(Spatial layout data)
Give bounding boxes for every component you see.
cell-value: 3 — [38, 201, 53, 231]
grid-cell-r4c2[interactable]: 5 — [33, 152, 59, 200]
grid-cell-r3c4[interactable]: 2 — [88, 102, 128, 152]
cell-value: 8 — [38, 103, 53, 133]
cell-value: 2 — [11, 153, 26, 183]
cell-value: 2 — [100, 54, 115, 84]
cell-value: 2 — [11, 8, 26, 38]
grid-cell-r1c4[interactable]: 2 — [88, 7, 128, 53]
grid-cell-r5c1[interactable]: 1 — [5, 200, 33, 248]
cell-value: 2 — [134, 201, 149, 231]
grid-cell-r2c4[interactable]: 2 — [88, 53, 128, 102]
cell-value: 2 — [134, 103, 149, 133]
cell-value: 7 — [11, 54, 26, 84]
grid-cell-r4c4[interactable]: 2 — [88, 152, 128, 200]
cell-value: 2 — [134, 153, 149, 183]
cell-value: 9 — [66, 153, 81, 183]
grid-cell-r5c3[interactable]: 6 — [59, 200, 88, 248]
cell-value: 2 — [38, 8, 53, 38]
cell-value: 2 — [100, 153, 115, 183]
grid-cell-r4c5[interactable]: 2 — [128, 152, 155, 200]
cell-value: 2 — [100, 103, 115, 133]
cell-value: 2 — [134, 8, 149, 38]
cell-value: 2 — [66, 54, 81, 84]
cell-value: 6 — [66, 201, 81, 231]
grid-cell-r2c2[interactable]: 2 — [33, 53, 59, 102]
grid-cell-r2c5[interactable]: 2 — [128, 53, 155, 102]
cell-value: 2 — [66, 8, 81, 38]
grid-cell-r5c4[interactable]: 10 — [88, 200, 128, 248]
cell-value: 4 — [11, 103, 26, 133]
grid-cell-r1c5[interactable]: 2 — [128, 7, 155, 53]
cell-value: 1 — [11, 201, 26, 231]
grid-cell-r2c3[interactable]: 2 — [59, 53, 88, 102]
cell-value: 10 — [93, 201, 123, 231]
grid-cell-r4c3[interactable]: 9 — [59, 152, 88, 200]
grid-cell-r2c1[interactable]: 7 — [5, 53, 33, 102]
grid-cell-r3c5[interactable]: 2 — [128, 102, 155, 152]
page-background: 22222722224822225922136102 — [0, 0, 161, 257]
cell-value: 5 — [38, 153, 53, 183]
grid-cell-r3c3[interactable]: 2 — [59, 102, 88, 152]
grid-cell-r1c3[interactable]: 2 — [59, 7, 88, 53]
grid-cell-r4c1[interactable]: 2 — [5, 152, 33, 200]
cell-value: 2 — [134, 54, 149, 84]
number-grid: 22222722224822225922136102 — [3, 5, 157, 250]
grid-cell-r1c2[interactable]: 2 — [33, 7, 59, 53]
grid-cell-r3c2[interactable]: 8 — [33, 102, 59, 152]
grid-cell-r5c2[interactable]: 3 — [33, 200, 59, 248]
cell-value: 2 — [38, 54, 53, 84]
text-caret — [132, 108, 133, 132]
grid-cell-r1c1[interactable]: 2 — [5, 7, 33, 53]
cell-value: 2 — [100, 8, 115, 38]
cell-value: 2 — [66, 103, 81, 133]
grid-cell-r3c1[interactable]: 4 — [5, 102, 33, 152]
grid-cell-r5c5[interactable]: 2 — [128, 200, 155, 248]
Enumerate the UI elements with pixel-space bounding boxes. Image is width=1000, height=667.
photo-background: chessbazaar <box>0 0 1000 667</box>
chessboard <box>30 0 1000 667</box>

_Challenge:_ Pull out each line above that contains the string "bounding". Case counts.

_Answer to this problem:_
Give bounding boxes for every component you see.
Enumerate the UI elements with pixel-space bounding boxes. Image is width=1000, height=667.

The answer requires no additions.